WHAT THIS TASK INVOLVES = In the listing below, identify each line with the word "will" and return those lines.

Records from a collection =
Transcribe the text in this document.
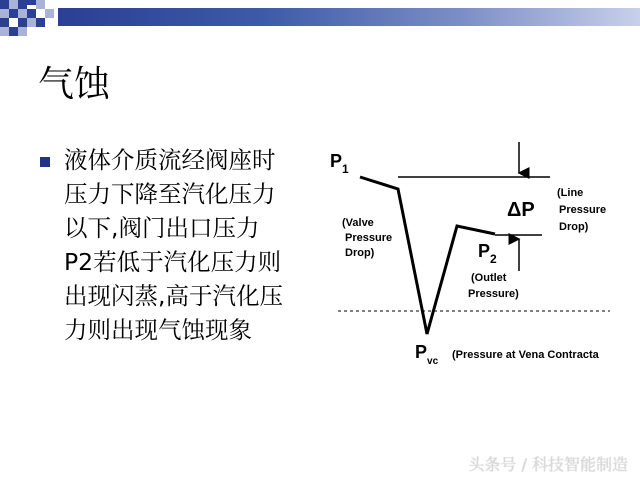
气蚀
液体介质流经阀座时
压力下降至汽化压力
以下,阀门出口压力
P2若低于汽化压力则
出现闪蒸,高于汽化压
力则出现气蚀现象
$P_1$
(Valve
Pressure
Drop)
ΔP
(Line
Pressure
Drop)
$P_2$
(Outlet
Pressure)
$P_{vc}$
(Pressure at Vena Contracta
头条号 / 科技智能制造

...

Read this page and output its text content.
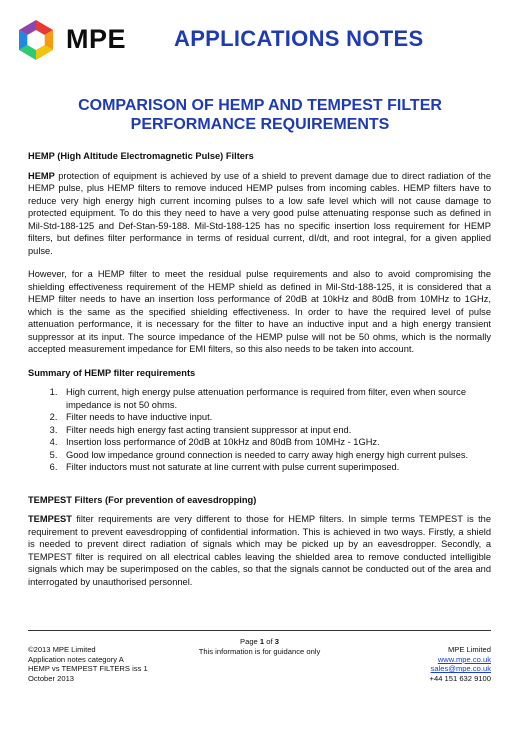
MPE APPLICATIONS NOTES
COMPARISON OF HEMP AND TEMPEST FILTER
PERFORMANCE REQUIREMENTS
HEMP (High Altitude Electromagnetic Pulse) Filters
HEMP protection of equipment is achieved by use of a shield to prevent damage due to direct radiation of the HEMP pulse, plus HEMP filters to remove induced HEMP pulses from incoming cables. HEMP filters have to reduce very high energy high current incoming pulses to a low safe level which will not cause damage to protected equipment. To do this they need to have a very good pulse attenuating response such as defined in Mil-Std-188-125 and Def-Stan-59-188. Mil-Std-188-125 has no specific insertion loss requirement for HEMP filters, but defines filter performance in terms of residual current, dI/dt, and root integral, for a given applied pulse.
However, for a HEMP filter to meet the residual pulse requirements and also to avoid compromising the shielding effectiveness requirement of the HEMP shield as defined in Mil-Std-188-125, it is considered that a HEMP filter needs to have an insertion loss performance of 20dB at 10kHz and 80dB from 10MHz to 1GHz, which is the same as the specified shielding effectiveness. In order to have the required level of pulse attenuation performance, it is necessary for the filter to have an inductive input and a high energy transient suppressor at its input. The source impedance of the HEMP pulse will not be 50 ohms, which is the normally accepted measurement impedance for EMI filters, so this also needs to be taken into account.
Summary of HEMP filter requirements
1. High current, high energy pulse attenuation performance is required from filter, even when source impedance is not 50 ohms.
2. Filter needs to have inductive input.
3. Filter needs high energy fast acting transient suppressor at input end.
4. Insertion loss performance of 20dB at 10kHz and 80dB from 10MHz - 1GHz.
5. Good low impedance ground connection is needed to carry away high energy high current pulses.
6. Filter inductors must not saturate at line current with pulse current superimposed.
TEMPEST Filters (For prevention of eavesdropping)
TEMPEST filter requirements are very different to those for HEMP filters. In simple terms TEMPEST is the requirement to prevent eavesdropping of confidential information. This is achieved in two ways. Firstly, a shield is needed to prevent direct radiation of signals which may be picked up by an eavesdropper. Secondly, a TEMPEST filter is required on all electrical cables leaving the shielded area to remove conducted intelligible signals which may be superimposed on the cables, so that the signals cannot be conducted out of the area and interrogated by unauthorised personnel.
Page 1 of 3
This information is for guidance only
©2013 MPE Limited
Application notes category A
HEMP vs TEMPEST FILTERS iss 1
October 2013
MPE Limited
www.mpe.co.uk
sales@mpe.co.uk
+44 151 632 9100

RESULT =
HEMP protection of equipment is achieved by use of a shield to prevent damage due to direct radiation of the HEMP pulse, plus HEMP filters to remove induced HEMP pulses from incoming cables. HEMP filters have to reduce very high energy high current incoming pulses to a low safe level which will not cause damage to protected equipment. To do this they need to have a very good pulse attenuating response such as defined in Mil-Std-188-125 and Def-Stan-59-188. Mil-Std-188-125 has no specific insertion loss requirement for HEMP filters, but defines filter performance in terms of residual current, dI/dt, and root integral, for a given applied pulse.
However, for a HEMP filter to meet the residual pulse requirements and also to avoid compromising the shielding effectiveness requirement of the HEMP shield as defined in Mil-Std-188-125, it is considered that a HEMP filter needs to have an insertion loss performance of 20dB at 10kHz and 80dB from 10MHz to 1GHz, which is the same as the specified shielding effectiveness. In order to have the required level of pulse attenuation performance, it is necessary for the filter to have an inductive input and a high energy transient suppressor at its input. The source impedance of the HEMP pulse will not be 50 ohms, which is the normally accepted measurement impedance for EMI filters, so this also needs to be taken into account.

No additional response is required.